● **DATA FOR THE TASK**
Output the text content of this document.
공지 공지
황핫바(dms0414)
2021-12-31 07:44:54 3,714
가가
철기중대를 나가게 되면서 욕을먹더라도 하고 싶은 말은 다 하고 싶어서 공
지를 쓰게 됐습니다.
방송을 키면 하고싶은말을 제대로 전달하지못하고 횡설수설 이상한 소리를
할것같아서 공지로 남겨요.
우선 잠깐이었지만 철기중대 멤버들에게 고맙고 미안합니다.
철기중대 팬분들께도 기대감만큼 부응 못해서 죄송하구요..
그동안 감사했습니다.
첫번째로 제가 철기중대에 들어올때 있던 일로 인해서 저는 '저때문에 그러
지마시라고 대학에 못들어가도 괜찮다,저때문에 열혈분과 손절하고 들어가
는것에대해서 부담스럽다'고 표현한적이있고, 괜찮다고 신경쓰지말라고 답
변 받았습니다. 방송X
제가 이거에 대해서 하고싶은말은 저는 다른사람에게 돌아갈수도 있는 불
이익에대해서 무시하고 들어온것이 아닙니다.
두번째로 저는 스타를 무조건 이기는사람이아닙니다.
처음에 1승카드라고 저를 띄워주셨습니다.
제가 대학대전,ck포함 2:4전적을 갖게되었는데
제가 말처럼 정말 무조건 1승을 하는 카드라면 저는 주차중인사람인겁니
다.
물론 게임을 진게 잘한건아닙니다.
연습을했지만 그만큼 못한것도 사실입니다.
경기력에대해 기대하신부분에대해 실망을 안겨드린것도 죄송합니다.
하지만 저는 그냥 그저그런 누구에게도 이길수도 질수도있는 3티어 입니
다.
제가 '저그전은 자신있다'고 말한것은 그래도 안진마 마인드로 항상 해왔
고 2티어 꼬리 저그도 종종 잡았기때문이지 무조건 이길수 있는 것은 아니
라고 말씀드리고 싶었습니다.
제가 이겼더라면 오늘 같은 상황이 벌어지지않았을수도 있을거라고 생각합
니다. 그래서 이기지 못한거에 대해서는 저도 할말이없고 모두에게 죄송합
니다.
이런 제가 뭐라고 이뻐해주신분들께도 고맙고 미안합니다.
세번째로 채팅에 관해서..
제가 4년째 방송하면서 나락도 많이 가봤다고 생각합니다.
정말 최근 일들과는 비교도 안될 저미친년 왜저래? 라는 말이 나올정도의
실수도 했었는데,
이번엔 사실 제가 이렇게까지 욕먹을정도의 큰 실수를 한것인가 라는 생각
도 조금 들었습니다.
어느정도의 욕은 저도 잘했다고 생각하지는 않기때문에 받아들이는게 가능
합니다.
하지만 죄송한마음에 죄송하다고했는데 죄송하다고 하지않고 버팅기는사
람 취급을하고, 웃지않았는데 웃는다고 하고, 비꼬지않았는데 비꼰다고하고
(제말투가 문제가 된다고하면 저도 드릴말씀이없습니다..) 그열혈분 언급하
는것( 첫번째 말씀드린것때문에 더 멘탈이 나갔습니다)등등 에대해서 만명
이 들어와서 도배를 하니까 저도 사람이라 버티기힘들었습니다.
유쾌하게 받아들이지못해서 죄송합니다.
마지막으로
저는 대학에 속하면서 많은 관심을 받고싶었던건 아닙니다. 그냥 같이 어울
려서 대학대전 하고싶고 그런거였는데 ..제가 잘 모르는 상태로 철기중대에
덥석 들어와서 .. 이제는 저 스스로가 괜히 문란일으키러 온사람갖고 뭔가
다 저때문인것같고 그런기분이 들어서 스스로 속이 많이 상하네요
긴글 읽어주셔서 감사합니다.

● **YOUR GOAL**
The entries above should be repeated exactly, every one of them.

● **EXERCISE RESPONSE**
Output the text content of this document.
공지 공지
황핫바(dms0414)
2021-12-31 07:44:54 3,714
가가
철기중대를 나가게 되면서 욕을먹더라도 하고 싶은 말은 다 하고 싶어서 공
지를 쓰게 됐습니다.
방송을 키면 하고싶은말을 제대로 전달하지못하고 횡설수설 이상한 소리를
할것같아서 공지로 남겨요.
우선 잠깐이었지만 철기중대 멤버들에게 고맙고 미안합니다.
철기중대 팬분들께도 기대감만큼 부응 못해서 죄송하구요..
그동안 감사했습니다.
첫번째로 제가 철기중대에 들어올때 있던 일로 인해서 저는 '저때문에 그러
지마시라고 대학에 못들어가도 괜찮다,저때문에 열혈분과 손절하고 들어가
는것에대해서 부담스럽다'고 표현한적이있고, 괜찮다고 신경쓰지말라고 답
변 받았습니다. 방송X
제가 이거에 대해서 하고싶은말은 저는 다른사람에게 돌아갈수도 있는 불
이익에대해서 무시하고 들어온것이 아닙니다.
두번째로 저는 스타를 무조건 이기는사람이아닙니다.
처음에 1승카드라고 저를 띄워주셨습니다.
제가 대학대전,ck포함 2:4전적을 갖게되었는데
제가 말처럼 정말 무조건 1승을 하는 카드라면 저는 주차중인사람인겁니
다.
물론 게임을 진게 잘한건아닙니다.
연습을했지만 그만큼 못한것도 사실입니다.
경기력에대해 기대하신부분에대해 실망을 안겨드린것도 죄송합니다.
하지만 저는 그냥 그저그런 누구에게도 이길수도 질수도있는 3티어 입니
다.
제가 '저그전은 자신있다'고 말한것은 그래도 안진마 마인드로 항상 해왔
고 2티어 꼬리 저그도 종종 잡았기때문이지 무조건 이길수 있는 것은 아니
라고 말씀드리고 싶었습니다.
제가 이겼더라면 오늘 같은 상황이 벌어지지않았을수도 있을거라고 생각합
니다. 그래서 이기지 못한거에 대해서는 저도 할말이없고 모두에게 죄송합
니다.
이런 제가 뭐라고 이뻐해주신분들께도 고맙고 미안합니다.
세번째로 채팅에 관해서..
제가 4년째 방송하면서 나락도 많이 가봤다고 생각합니다.
정말 최근 일들과는 비교도 안될 저미친년 왜저래? 라는 말이 나올정도의
실수도 했었는데,
이번엔 사실 제가 이렇게까지 욕먹을정도의 큰 실수를 한것인가 라는 생각
도 조금 들었습니다.
어느정도의 욕은 저도 잘했다고 생각하지는 않기때문에 받아들이는게 가능
합니다.
하지만 죄송한마음에 죄송하다고했는데 죄송하다고 하지않고 버팅기는사
람 취급을하고, 웃지않았는데 웃는다고 하고, 비꼬지않았는데 비꼰다고하고
(제말투가 문제가 된다고하면 저도 드릴말씀이없습니다..) 그열혈분 언급하
는것( 첫번째 말씀드린것때문에 더 멘탈이 나갔습니다)등등 에대해서 만명
이 들어와서 도배를 하니까 저도 사람이라 버티기힘들었습니다.
유쾌하게 받아들이지못해서 죄송합니다.
마지막으로
저는 대학에 속하면서 많은 관심을 받고싶었던건 아닙니다. 그냥 같이 어울
려서 대학대전 하고싶고 그런거였는데 ..제가 잘 모르는 상태로 철기중대에
덥석 들어와서 .. 이제는 저 스스로가 괜히 문란일으키러 온사람갖고 뭔가
다 저때문인것같고 그런기분이 들어서 스스로 속이 많이 상하네요
긴글 읽어주셔서 감사합니다.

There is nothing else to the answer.